++++ Stored records
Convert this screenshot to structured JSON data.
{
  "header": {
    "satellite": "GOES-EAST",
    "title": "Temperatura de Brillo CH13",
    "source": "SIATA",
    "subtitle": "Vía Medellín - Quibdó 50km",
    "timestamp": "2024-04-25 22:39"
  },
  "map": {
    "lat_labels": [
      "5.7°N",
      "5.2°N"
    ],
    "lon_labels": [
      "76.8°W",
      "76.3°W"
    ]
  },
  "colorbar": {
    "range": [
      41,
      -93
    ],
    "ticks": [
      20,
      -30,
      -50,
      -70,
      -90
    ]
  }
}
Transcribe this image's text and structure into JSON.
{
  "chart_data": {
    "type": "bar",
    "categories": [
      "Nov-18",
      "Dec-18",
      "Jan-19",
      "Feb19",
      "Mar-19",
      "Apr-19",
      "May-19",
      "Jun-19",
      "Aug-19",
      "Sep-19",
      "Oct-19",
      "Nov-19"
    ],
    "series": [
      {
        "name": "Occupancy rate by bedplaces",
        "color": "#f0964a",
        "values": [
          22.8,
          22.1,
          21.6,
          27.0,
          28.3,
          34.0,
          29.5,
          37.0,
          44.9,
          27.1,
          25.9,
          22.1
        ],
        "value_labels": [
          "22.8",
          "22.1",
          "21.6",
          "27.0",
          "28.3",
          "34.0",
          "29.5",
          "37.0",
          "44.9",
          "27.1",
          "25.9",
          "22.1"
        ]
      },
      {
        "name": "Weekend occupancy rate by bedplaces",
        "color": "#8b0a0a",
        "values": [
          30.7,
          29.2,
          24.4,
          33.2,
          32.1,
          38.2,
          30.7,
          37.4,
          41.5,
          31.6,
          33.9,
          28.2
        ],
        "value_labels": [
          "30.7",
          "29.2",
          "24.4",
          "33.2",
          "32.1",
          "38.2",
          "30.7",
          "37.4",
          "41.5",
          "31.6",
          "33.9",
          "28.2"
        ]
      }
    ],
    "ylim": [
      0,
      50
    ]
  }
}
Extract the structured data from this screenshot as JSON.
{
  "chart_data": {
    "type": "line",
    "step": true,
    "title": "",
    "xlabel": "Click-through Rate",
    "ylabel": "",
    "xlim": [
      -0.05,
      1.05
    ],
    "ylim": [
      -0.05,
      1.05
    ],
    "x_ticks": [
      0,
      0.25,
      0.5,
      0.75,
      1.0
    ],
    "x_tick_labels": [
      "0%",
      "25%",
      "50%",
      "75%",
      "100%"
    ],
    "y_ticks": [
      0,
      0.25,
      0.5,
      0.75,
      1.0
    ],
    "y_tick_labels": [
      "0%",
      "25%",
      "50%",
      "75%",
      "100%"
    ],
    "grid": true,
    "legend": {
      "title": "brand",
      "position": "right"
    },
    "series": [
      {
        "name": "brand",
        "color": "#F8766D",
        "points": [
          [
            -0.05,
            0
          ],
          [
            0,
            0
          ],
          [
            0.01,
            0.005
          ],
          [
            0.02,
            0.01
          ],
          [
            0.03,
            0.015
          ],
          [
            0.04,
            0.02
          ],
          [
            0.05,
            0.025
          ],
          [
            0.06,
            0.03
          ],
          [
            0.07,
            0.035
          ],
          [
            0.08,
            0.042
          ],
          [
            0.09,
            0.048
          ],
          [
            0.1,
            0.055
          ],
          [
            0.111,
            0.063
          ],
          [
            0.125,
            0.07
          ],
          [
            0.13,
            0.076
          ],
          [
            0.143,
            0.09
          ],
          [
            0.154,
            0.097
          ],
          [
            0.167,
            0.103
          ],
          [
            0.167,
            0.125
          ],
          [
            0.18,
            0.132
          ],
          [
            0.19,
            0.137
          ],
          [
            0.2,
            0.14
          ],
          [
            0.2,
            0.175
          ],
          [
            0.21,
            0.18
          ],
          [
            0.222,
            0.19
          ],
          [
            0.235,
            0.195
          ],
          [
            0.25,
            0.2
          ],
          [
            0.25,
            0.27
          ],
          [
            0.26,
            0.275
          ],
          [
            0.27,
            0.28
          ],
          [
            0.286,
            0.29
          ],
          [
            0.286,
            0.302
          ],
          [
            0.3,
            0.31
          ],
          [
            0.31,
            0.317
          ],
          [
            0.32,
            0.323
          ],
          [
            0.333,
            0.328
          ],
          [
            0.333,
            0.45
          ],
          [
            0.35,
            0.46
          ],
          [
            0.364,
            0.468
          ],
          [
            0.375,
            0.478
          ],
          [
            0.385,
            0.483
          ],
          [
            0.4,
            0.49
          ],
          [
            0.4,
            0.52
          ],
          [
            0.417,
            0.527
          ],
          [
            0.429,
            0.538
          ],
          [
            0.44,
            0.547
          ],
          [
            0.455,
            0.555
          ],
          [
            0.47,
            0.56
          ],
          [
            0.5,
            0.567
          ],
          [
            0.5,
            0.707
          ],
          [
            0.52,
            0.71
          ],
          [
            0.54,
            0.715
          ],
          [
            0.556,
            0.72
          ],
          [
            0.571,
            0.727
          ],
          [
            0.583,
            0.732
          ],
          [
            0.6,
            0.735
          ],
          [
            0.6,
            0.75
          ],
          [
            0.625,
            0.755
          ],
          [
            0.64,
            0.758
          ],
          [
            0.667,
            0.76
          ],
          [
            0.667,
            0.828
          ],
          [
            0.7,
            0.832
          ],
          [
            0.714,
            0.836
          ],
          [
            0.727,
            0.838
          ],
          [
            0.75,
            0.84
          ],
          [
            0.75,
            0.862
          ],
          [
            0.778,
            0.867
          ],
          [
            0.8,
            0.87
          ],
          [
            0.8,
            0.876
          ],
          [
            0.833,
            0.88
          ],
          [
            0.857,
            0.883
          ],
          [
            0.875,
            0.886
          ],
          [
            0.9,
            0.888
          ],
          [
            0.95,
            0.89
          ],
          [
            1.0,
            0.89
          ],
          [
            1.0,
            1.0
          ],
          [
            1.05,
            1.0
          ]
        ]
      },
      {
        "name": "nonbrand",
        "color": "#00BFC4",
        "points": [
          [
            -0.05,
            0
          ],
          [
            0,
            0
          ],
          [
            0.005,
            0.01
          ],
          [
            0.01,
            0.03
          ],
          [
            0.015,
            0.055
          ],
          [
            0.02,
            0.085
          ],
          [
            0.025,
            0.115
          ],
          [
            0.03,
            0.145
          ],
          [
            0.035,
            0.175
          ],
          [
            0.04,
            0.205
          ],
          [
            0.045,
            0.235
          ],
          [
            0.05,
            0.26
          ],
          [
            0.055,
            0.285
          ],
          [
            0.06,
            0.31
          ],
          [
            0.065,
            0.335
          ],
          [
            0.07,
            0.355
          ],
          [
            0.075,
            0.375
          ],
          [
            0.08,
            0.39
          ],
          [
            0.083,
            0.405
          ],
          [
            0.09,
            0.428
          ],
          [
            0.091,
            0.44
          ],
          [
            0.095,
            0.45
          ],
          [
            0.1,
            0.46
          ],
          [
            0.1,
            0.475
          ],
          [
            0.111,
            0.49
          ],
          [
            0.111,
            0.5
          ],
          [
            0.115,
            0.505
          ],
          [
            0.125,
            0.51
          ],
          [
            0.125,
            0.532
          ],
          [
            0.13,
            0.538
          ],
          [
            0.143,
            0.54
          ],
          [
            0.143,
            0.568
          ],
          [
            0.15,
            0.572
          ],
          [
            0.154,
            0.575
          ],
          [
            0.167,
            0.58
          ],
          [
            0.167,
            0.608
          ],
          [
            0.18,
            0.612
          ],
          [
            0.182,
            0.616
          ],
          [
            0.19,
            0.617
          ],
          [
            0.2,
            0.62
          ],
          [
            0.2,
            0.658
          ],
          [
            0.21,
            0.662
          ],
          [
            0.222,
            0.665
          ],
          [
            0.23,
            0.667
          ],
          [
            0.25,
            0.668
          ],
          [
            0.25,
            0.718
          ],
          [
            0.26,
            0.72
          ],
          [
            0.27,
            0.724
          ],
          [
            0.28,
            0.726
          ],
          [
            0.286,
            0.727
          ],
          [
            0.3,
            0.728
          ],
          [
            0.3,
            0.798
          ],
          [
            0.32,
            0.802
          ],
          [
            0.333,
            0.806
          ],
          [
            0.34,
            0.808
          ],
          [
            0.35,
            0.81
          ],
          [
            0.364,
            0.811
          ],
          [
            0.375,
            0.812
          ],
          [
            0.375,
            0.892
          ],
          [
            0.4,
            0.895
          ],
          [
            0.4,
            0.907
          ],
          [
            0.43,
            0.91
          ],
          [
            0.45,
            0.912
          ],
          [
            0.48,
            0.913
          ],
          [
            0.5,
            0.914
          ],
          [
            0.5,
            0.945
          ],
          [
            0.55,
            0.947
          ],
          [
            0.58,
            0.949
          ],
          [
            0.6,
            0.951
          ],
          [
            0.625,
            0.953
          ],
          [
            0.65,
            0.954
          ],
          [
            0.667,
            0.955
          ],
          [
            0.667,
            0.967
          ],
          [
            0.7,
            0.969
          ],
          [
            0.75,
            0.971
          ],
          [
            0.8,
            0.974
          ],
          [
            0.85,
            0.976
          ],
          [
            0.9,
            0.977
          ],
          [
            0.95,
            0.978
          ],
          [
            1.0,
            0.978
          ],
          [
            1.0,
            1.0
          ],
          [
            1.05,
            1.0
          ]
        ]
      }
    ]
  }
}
++++++++
- **What the task asks**: What is the number of lines above that contain the string "screenshot"? Answer with the number alone.

- **Answer to this task**: 2